>> Start Working data
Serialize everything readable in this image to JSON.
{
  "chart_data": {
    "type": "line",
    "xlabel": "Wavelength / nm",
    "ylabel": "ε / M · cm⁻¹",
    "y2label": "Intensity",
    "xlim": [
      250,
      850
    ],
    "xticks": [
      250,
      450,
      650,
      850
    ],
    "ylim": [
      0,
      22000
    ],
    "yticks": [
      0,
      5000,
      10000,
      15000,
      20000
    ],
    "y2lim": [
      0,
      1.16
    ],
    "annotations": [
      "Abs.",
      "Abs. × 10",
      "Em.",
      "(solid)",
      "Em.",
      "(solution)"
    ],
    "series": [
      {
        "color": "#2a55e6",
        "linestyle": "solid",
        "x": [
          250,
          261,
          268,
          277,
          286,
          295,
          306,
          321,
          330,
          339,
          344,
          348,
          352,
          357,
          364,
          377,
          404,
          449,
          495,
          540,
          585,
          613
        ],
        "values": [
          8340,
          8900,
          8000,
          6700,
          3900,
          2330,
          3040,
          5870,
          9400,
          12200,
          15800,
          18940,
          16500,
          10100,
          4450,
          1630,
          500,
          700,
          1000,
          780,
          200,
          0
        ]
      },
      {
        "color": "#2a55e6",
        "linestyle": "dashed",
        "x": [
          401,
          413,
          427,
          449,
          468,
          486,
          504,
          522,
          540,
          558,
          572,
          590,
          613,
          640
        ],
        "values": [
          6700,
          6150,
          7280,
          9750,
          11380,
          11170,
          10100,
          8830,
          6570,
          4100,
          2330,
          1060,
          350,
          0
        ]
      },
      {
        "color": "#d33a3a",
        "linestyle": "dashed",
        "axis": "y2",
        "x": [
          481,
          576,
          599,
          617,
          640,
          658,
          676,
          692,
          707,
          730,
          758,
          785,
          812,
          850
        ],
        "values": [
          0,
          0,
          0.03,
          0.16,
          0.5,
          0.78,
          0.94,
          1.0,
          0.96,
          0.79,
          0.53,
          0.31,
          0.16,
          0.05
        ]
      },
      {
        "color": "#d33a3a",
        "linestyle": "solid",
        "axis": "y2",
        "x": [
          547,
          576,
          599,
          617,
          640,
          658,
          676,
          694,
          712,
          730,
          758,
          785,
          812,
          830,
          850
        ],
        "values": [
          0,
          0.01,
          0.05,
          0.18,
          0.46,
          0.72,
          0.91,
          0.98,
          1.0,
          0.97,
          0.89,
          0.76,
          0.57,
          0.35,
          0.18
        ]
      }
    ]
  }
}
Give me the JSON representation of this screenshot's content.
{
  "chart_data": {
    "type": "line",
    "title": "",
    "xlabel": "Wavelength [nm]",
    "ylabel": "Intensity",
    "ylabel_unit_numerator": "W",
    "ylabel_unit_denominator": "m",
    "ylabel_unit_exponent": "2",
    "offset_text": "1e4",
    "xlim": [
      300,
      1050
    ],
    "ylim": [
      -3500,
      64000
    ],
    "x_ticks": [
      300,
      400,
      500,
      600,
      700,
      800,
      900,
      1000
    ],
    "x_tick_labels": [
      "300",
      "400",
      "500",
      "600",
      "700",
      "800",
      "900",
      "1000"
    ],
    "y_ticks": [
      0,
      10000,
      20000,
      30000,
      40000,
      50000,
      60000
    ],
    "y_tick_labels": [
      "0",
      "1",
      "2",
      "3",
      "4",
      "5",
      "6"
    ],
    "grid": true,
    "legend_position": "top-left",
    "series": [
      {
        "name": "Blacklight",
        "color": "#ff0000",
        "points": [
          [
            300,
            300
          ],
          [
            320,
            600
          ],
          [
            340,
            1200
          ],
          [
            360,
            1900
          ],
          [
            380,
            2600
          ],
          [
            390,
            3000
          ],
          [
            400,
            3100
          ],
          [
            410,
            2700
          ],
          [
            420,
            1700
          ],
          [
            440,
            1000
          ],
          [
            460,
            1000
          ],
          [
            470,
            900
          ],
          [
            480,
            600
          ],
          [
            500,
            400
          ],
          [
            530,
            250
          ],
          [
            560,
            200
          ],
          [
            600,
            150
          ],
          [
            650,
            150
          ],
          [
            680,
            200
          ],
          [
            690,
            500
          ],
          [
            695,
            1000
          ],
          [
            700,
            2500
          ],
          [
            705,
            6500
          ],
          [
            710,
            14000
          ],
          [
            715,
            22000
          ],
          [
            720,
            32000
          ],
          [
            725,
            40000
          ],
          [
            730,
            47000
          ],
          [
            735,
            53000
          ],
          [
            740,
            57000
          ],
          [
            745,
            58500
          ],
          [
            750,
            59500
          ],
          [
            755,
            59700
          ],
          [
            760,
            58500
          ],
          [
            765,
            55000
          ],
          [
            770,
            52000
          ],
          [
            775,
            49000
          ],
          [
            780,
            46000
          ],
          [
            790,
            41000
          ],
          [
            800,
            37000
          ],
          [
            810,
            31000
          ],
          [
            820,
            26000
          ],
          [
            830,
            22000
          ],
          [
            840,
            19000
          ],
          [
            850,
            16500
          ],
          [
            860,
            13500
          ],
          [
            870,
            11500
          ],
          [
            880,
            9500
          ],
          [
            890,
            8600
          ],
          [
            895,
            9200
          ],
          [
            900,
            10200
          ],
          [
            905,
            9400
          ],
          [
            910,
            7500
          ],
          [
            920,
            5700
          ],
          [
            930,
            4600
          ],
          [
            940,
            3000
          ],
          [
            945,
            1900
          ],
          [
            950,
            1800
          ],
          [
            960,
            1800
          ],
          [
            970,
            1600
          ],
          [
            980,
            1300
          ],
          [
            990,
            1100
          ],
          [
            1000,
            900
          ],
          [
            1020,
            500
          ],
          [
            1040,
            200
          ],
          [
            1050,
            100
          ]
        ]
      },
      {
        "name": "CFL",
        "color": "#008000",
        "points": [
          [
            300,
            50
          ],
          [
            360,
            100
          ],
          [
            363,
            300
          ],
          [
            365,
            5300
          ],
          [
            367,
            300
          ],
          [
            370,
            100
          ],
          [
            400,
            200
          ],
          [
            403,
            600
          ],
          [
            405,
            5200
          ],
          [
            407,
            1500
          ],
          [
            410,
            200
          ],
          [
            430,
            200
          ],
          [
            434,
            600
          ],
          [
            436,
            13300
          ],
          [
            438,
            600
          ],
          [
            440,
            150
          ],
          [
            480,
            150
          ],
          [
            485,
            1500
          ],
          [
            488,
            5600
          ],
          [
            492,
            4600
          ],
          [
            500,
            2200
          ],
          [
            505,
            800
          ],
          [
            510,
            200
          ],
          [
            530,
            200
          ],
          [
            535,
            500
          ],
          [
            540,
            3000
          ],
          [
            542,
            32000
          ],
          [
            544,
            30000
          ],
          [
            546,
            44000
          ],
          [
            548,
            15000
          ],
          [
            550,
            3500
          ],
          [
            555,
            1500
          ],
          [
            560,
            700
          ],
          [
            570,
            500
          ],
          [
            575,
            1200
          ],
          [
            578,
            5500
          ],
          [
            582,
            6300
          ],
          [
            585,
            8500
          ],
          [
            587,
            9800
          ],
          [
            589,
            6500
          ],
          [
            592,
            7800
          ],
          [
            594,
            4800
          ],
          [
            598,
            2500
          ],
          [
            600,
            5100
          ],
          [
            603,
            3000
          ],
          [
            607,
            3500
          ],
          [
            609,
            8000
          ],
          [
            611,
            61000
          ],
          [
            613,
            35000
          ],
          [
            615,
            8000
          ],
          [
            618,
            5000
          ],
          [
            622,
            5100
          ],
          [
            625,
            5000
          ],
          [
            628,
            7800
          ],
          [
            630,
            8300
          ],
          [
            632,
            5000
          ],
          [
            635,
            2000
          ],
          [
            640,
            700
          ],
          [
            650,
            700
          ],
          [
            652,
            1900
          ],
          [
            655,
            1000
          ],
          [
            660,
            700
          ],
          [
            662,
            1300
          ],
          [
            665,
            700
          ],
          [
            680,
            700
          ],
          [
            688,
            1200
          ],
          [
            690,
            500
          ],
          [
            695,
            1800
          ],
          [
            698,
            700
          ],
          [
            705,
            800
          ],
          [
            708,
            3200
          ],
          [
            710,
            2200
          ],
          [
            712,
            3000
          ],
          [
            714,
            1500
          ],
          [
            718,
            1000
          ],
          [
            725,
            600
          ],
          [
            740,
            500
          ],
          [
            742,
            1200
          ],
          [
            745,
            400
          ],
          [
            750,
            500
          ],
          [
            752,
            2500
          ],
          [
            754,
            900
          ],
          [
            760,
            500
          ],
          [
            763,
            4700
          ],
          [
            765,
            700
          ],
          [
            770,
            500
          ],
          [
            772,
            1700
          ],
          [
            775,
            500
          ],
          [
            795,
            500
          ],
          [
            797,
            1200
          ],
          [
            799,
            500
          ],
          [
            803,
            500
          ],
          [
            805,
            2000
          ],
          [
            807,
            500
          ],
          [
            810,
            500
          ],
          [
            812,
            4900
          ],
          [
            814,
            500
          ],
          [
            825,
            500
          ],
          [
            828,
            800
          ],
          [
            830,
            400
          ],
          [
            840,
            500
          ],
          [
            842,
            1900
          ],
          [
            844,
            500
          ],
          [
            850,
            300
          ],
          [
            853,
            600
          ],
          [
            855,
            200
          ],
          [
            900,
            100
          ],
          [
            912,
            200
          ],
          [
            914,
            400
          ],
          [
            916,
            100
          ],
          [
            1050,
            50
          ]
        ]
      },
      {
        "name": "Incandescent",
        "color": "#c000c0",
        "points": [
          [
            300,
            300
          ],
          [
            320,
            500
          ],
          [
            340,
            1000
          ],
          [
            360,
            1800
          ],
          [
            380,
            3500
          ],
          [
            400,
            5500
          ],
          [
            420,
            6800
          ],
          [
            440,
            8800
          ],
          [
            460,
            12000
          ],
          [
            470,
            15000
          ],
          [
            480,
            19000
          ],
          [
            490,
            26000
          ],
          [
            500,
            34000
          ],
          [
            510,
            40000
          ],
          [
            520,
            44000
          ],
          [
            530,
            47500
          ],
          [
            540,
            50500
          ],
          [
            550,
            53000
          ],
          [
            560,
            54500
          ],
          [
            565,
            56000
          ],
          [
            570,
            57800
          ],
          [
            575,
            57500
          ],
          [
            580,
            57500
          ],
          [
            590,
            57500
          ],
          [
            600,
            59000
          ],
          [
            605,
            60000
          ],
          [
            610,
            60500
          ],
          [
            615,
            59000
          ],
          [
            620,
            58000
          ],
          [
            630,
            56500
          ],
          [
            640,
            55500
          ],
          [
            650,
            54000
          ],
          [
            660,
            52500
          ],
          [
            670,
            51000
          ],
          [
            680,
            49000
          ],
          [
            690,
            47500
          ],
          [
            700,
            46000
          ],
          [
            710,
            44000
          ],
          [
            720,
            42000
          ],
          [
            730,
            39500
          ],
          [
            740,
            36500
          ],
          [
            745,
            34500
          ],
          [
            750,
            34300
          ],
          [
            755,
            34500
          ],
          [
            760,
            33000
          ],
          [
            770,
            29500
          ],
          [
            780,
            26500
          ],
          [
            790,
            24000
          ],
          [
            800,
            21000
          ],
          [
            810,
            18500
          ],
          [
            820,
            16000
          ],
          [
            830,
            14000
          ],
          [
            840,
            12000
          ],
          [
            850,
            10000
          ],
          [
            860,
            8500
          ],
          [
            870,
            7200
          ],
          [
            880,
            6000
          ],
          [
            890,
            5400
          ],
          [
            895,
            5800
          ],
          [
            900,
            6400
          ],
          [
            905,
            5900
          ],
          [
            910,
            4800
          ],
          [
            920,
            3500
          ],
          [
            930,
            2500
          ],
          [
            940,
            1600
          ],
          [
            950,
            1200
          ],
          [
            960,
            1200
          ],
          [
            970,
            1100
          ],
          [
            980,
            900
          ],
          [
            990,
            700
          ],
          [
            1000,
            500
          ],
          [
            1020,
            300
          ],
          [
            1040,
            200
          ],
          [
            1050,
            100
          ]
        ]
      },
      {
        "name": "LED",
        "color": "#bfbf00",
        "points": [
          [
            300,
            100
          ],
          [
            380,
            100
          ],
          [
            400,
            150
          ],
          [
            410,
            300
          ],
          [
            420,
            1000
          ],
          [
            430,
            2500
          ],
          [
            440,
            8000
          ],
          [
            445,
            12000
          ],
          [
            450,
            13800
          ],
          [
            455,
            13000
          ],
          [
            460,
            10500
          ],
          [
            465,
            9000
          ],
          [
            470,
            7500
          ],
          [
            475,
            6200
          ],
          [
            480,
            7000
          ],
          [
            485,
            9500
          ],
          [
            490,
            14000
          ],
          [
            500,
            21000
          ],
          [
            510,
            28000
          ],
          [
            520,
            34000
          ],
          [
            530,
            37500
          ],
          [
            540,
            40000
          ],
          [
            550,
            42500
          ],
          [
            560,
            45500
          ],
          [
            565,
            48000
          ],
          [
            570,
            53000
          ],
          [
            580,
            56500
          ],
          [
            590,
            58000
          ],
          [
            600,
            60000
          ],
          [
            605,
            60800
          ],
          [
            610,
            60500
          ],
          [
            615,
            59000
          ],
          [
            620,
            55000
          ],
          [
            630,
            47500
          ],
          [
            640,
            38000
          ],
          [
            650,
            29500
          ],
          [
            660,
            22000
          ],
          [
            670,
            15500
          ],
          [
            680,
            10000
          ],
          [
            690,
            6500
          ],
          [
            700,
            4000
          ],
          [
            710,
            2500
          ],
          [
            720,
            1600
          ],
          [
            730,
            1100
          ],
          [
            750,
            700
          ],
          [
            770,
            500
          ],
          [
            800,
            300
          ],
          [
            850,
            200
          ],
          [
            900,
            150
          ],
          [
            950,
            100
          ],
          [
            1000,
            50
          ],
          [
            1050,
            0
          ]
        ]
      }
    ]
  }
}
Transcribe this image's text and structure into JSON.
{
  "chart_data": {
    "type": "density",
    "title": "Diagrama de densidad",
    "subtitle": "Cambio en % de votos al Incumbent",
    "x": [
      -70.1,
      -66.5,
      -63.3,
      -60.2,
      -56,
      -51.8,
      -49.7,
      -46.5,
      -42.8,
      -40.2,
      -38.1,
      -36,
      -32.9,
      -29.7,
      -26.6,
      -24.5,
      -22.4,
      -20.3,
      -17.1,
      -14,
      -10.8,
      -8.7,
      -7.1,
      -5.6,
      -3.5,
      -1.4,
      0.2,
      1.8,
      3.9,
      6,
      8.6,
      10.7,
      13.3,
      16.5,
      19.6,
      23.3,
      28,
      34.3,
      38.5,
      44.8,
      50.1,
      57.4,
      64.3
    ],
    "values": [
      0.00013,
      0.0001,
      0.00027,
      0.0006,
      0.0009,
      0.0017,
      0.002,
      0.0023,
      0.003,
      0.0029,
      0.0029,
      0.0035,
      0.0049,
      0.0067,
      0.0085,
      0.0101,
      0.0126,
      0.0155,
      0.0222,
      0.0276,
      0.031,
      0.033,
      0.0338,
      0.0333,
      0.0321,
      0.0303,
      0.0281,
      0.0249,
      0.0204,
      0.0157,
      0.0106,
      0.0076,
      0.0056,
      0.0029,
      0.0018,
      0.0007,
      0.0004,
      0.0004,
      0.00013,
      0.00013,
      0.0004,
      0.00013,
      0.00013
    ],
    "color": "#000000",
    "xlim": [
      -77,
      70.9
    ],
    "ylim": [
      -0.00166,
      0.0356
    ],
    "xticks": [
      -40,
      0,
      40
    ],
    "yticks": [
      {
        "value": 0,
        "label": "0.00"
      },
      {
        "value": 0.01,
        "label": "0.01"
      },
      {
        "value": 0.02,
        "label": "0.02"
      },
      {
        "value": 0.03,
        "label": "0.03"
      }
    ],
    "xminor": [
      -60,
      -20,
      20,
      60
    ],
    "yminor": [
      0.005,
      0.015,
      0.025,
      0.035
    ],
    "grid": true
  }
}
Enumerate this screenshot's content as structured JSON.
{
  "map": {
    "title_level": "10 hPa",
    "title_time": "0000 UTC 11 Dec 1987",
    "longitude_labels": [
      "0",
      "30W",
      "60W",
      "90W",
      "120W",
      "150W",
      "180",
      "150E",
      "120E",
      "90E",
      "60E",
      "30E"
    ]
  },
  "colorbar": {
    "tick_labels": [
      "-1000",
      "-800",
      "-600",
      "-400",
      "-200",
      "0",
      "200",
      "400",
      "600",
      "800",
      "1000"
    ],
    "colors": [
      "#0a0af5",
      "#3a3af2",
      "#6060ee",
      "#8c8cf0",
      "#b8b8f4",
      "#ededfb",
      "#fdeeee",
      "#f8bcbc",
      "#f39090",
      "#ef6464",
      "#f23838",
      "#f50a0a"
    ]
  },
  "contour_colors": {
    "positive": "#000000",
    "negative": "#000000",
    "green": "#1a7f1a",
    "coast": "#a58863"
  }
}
>> End Working data
**Directive:**
Reproduce only the lines from the line containing "Enumerate this screenshot's" to the last line of the material above, both of those lines included.

**Final result:**
Enumerate this screenshot's content as structured JSON.
{
  "map": {
    "title_level": "10 hPa",
    "title_time": "0000 UTC 11 Dec 1987",
    "longitude_labels": [
      "0",
      "30W",
      "60W",
      "90W",
      "120W",
      "150W",
      "180",
      "150E",
      "120E",
      "90E",
      "60E",
      "30E"
    ]
  },
  "colorbar": {
    "tick_labels": [
      "-1000",
      "-800",
      "-600",
      "-400",
      "-200",
      "0",
      "200",
      "400",
      "600",
      "800",
      "1000"
    ],
    "colors": [
      "#0a0af5",
      "#3a3af2",
      "#6060ee",
      "#8c8cf0",
      "#b8b8f4",
      "#ededfb",
      "#fdeeee",
      "#f8bcbc",
      "#f39090",
      "#ef6464",
      "#f23838",
      "#f50a0a"
    ]
  },
  "contour_colors": {
    "positive": "#000000",
    "negative": "#000000",
    "green": "#1a7f1a",
    "coast": "#a58863"
  }
}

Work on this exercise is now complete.